• Exercise description
Copy out every one of the following lines word for word.

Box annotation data
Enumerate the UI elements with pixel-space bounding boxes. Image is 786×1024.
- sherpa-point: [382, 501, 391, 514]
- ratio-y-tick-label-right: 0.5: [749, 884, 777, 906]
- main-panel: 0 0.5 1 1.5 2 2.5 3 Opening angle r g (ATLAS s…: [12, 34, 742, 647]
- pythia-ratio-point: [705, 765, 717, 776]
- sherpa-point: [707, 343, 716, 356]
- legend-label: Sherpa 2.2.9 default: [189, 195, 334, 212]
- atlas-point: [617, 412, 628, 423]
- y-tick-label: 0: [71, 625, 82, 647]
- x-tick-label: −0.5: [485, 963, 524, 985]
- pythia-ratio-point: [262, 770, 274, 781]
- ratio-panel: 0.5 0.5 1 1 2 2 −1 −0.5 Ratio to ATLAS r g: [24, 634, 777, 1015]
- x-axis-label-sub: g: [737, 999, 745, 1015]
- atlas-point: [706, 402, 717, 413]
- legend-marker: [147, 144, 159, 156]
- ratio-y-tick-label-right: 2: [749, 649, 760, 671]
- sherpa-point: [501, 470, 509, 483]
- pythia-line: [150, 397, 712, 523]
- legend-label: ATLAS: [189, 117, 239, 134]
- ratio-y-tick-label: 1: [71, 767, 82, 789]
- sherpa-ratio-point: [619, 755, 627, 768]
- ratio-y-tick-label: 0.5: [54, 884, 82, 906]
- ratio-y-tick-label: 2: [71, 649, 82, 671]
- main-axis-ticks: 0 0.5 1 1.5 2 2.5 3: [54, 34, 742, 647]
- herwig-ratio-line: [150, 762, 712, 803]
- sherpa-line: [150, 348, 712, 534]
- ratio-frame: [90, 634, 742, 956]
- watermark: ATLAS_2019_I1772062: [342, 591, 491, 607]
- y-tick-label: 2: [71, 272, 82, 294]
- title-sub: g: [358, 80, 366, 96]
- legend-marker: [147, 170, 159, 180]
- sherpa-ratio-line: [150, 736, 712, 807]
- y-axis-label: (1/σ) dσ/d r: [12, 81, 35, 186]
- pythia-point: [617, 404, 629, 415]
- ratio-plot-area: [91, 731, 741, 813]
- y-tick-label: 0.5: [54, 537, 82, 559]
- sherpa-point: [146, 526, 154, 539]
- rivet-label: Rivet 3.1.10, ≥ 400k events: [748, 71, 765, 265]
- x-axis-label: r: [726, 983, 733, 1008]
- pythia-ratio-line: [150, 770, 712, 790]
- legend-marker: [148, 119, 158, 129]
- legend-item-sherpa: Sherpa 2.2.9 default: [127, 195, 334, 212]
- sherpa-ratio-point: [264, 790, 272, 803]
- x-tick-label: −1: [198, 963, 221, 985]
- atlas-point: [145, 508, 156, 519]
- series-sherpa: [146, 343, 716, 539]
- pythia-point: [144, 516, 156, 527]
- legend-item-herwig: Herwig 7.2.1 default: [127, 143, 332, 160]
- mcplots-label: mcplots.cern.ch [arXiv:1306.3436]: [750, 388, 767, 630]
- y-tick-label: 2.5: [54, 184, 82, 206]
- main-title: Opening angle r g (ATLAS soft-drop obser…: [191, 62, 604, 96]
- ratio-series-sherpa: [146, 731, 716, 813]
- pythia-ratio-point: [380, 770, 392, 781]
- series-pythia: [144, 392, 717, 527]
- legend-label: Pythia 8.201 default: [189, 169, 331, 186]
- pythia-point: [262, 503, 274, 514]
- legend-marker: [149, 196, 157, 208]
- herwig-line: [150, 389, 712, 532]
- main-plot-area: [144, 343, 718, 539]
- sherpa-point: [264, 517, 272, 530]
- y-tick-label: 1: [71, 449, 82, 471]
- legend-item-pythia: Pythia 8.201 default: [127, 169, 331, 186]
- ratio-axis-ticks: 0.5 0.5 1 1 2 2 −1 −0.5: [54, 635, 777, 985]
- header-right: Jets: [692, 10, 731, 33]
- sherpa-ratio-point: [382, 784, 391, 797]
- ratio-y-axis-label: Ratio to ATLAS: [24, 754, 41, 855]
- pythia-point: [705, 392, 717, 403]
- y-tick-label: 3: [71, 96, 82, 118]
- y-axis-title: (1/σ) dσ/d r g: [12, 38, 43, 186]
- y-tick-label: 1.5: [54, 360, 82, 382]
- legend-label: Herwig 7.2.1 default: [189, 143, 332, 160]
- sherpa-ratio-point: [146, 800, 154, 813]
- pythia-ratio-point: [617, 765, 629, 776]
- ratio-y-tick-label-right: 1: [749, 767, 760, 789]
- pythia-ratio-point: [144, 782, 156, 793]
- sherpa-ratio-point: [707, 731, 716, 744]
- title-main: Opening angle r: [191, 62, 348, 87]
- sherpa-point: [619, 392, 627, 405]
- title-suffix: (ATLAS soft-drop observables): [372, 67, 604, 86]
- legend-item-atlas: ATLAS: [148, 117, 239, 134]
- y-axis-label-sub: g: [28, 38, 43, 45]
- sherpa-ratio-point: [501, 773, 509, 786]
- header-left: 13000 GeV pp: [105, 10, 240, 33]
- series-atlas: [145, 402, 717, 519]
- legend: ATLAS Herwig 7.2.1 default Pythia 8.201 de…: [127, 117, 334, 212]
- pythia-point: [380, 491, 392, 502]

• Answer
Enumerate the UI elements with pixel-space bounding boxes. Image is 786×1024.
- sherpa-point: [382, 501, 391, 514]
- ratio-y-tick-label-right: 0.5: [749, 884, 777, 906]
- main-panel: 0 0.5 1 1.5 2 2.5 3 Opening angle r g (ATLAS s…: [12, 34, 742, 647]
- pythia-ratio-point: [705, 765, 717, 776]
- sherpa-point: [707, 343, 716, 356]
- legend-label: Sherpa 2.2.9 default: [189, 195, 334, 212]
- atlas-point: [617, 412, 628, 423]
- y-tick-label: 0: [71, 625, 82, 647]
- x-tick-label: −0.5: [485, 963, 524, 985]
- pythia-ratio-point: [262, 770, 274, 781]
- ratio-panel: 0.5 0.5 1 1 2 2 −1 −0.5 Ratio to ATLAS r g: [24, 634, 777, 1015]
- x-axis-label-sub: g: [737, 999, 745, 1015]
- atlas-point: [706, 402, 717, 413]
- legend-marker: [147, 144, 159, 156]
- ratio-y-tick-label-right: 2: [749, 649, 760, 671]
- sherpa-point: [501, 470, 509, 483]
- pythia-line: [150, 397, 712, 523]
- legend-label: ATLAS: [189, 117, 239, 134]
- ratio-y-tick-label: 1: [71, 767, 82, 789]
- sherpa-ratio-point: [619, 755, 627, 768]
- ratio-y-tick-label: 0.5: [54, 884, 82, 906]
- ratio-y-tick-label: 2: [71, 649, 82, 671]
- main-axis-ticks: 0 0.5 1 1.5 2 2.5 3: [54, 34, 742, 647]
- herwig-ratio-line: [150, 762, 712, 803]
- sherpa-line: [150, 348, 712, 534]
- ratio-frame: [90, 634, 742, 956]
- watermark: ATLAS_2019_I1772062: [342, 591, 491, 607]
- y-tick-label: 2: [71, 272, 82, 294]
- title-sub: g: [358, 80, 366, 96]
- legend-marker: [147, 170, 159, 180]
- sherpa-ratio-line: [150, 736, 712, 807]
- y-axis-label: (1/σ) dσ/d r: [12, 81, 35, 186]
- pythia-point: [617, 404, 629, 415]
- ratio-plot-area: [91, 731, 741, 813]
- y-tick-label: 0.5: [54, 537, 82, 559]
- sherpa-point: [146, 526, 154, 539]
- rivet-label: Rivet 3.1.10, ≥ 400k events: [748, 71, 765, 265]
- x-axis-label: r: [726, 983, 733, 1008]
- pythia-ratio-line: [150, 770, 712, 790]
- legend-marker: [148, 119, 158, 129]
- legend-item-sherpa: Sherpa 2.2.9 default: [127, 195, 334, 212]
- sherpa-ratio-point: [264, 790, 272, 803]
- x-tick-label: −1: [198, 963, 221, 985]
- atlas-point: [145, 508, 156, 519]
- series-sherpa: [146, 343, 716, 539]
- pythia-point: [144, 516, 156, 527]
- legend-item-herwig: Herwig 7.2.1 default: [127, 143, 332, 160]
- mcplots-label: mcplots.cern.ch [arXiv:1306.3436]: [750, 388, 767, 630]
- y-tick-label: 2.5: [54, 184, 82, 206]
- main-title: Opening angle r g (ATLAS soft-drop obser…: [191, 62, 604, 96]
- ratio-series-sherpa: [146, 731, 716, 813]
- pythia-ratio-point: [380, 770, 392, 781]
- series-pythia: [144, 392, 717, 527]
- legend-label: Pythia 8.201 default: [189, 169, 331, 186]
- pythia-point: [262, 503, 274, 514]
- legend-marker: [149, 196, 157, 208]
- herwig-line: [150, 389, 712, 532]
- main-plot-area: [144, 343, 718, 539]
- sherpa-point: [264, 517, 272, 530]
- y-tick-label: 1: [71, 449, 82, 471]
- legend-item-pythia: Pythia 8.201 default: [127, 169, 331, 186]
- ratio-axis-ticks: 0.5 0.5 1 1 2 2 −1 −0.5: [54, 635, 777, 985]
- header-right: Jets: [692, 10, 731, 33]
- sherpa-ratio-point: [382, 784, 391, 797]
- ratio-y-axis-label: Ratio to ATLAS: [24, 754, 41, 855]
- pythia-point: [705, 392, 717, 403]
- y-tick-label: 3: [71, 96, 82, 118]
- y-axis-title: (1/σ) dσ/d r g: [12, 38, 43, 186]
- y-tick-label: 1.5: [54, 360, 82, 382]
- legend-label: Herwig 7.2.1 default: [189, 143, 332, 160]
- sherpa-ratio-point: [146, 800, 154, 813]
- pythia-ratio-point: [617, 765, 629, 776]
- ratio-y-tick-label-right: 1: [749, 767, 760, 789]
- pythia-ratio-point: [144, 782, 156, 793]
- sherpa-ratio-point: [707, 731, 716, 744]
- title-main: Opening angle r: [191, 62, 348, 87]
- sherpa-point: [619, 392, 627, 405]
- title-suffix: (ATLAS soft-drop observables): [372, 67, 604, 86]
- legend-item-atlas: ATLAS: [148, 117, 239, 134]
- y-axis-label-sub: g: [28, 38, 43, 45]
- sherpa-ratio-point: [501, 773, 509, 786]
- header-left: 13000 GeV pp: [105, 10, 240, 33]
- series-atlas: [145, 402, 717, 519]
- legend: ATLAS Herwig 7.2.1 default Pythia 8.201 de…: [127, 117, 334, 212]
- pythia-point: [380, 491, 392, 502]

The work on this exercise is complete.